### THE EXERCISE
Find every line with the word "localhost" and give their count, nothing else.

________________________________________

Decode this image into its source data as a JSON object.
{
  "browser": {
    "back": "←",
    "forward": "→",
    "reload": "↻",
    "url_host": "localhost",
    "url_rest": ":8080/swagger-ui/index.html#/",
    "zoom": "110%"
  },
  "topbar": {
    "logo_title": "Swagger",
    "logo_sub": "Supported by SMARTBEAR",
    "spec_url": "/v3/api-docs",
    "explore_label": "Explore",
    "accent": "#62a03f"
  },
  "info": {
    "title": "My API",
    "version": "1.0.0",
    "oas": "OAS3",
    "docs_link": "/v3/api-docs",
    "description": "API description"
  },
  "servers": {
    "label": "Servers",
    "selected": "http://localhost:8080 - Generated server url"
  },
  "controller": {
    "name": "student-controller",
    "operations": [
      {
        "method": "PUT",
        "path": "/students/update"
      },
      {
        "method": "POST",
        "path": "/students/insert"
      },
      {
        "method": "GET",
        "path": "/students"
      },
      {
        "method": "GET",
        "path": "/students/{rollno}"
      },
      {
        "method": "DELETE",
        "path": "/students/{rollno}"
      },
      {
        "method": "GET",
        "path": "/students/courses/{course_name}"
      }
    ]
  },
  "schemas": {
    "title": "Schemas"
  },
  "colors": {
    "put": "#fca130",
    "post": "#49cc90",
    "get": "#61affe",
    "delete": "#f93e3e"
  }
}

________________________________________

### TASK RESULT
2